§ **Task instructions**
Go through the listing below and list every line with "Written".
Start of Provided records
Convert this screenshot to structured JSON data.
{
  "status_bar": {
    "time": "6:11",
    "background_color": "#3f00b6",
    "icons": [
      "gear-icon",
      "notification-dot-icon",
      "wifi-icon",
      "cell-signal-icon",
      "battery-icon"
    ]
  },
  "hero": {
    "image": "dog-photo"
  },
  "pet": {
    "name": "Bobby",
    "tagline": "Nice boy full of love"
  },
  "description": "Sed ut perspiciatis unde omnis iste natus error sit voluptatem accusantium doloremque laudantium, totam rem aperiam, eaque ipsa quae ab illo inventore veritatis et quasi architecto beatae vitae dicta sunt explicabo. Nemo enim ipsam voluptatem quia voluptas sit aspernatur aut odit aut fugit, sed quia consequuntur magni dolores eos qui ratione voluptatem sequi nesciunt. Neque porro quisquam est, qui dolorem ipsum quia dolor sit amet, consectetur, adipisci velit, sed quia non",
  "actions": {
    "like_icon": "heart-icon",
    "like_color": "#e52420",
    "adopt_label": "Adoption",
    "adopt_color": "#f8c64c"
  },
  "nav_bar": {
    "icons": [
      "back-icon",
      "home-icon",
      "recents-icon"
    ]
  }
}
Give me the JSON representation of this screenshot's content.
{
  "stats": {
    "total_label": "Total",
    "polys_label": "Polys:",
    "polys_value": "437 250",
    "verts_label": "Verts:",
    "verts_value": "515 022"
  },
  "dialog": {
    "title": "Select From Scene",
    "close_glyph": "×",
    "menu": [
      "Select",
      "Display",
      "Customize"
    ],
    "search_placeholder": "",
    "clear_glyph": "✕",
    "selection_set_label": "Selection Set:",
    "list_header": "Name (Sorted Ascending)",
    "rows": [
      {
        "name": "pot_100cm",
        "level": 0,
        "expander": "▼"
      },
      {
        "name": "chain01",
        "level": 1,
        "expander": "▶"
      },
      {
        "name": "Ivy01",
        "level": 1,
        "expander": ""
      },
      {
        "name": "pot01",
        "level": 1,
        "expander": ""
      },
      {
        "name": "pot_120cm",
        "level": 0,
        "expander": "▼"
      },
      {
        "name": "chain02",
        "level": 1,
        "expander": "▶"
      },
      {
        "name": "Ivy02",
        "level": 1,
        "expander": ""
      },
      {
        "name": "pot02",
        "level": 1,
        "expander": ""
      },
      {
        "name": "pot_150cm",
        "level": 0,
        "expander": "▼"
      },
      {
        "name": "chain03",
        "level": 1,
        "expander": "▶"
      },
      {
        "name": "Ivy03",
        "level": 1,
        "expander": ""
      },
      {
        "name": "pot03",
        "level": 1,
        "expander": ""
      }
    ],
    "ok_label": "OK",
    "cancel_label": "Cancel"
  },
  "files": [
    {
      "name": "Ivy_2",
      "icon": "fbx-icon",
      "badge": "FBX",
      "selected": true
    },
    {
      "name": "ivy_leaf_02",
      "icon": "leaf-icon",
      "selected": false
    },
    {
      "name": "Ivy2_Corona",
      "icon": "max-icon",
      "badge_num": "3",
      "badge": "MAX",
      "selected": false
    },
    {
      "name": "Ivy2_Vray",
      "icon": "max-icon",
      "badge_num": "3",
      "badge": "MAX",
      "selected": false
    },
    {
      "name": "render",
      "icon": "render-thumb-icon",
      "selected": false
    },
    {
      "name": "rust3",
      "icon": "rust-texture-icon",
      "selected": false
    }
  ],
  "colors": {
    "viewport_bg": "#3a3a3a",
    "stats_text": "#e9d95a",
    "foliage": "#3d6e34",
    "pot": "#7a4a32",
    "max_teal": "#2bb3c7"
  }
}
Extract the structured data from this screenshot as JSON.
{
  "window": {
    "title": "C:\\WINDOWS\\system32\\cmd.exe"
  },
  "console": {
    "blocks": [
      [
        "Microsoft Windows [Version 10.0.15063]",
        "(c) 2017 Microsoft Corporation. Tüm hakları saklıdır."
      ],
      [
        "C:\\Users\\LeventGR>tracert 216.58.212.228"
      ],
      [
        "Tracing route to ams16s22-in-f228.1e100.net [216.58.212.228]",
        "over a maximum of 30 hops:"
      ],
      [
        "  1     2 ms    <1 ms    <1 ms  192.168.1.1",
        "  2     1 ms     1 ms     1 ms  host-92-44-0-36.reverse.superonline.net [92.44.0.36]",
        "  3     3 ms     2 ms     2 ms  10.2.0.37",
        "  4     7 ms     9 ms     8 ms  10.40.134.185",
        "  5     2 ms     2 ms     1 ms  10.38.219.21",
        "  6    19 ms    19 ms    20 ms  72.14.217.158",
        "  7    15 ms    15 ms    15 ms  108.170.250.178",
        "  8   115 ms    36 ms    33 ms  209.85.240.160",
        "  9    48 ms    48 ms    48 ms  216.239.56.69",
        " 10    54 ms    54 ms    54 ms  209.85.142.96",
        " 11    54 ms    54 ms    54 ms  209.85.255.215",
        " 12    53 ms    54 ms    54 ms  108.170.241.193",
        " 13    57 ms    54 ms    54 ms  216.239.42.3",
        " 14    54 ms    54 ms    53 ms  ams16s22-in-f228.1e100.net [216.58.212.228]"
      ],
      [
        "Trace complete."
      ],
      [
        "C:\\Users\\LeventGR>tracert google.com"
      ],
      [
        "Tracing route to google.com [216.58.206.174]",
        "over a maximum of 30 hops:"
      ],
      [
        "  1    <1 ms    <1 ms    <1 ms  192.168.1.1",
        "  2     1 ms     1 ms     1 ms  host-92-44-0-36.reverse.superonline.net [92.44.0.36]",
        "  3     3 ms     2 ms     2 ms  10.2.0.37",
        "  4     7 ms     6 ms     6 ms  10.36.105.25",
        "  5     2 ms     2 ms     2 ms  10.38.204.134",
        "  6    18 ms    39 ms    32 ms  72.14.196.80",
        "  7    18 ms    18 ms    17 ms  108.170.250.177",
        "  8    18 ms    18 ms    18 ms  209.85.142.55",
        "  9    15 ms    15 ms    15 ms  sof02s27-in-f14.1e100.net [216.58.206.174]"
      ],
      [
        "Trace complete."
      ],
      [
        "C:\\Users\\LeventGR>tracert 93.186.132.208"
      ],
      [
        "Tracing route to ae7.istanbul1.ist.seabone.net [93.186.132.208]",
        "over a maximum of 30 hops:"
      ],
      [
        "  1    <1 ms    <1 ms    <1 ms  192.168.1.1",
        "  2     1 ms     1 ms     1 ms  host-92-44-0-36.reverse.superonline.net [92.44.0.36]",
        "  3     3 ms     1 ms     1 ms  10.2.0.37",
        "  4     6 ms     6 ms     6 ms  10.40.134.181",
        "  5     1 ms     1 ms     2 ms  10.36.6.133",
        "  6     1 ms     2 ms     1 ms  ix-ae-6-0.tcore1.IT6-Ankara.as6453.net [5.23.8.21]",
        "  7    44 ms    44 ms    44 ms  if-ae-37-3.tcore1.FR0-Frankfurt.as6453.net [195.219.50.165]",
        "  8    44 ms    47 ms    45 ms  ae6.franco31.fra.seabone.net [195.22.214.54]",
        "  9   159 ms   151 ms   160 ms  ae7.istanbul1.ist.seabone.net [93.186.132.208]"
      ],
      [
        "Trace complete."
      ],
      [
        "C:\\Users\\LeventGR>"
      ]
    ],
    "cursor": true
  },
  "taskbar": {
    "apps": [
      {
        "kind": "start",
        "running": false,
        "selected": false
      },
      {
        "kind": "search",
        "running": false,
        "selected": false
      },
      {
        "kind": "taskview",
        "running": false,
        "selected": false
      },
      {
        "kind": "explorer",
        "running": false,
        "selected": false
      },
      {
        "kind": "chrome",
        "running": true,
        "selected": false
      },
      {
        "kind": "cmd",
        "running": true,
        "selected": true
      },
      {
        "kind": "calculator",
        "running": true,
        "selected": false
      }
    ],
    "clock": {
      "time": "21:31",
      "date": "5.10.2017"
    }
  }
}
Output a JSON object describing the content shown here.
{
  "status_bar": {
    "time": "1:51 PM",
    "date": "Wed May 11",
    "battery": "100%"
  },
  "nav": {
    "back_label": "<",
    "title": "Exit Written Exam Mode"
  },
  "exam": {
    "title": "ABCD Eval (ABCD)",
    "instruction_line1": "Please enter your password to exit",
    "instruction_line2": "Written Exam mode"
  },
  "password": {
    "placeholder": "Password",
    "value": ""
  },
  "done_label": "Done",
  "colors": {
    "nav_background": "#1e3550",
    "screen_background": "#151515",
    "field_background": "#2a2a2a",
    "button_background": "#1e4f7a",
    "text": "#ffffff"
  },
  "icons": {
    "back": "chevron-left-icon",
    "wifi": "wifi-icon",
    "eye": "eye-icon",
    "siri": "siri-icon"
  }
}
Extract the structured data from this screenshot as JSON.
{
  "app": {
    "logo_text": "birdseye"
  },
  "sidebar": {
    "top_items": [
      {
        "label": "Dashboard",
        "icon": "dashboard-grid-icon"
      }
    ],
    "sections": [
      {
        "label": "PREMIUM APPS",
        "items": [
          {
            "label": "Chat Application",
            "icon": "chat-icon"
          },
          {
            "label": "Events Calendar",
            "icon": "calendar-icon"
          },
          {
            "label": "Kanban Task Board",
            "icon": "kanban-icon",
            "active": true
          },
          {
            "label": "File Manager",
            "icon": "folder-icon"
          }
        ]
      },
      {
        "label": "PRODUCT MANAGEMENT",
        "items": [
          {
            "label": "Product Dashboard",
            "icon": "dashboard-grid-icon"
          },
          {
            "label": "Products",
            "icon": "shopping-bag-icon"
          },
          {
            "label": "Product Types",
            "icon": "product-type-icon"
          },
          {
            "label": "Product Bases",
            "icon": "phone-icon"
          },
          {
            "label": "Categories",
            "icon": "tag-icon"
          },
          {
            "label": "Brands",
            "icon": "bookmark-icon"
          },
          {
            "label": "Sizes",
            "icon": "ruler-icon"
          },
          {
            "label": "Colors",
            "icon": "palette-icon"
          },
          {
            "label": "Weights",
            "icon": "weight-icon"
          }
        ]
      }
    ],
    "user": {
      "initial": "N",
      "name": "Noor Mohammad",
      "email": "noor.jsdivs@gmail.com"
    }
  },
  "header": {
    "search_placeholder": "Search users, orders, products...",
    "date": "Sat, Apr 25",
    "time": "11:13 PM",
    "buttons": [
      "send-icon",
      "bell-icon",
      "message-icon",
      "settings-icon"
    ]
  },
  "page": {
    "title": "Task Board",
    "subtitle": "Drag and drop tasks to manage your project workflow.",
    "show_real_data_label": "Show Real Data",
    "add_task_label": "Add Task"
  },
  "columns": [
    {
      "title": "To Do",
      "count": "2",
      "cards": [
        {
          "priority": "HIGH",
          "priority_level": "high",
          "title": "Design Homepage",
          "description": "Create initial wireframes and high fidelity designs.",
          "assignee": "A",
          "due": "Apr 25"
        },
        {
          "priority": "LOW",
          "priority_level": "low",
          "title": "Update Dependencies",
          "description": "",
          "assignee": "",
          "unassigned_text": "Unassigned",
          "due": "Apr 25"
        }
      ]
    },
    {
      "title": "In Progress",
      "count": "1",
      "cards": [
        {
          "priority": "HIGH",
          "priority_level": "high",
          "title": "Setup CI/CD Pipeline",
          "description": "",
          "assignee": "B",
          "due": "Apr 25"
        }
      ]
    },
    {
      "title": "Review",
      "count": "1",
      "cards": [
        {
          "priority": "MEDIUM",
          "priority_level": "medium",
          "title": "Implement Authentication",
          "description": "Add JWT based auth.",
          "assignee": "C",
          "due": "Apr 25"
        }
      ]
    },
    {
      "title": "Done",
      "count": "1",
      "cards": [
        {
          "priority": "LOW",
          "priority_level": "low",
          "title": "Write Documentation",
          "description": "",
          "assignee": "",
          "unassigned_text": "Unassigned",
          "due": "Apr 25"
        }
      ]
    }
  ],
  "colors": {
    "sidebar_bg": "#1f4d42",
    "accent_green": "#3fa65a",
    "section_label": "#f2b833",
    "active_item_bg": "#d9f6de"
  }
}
End of Provided records
§ **Correct output**
    "title": "Exit Written Exam Mode"
    "instruction_line2": "Written Exam mode"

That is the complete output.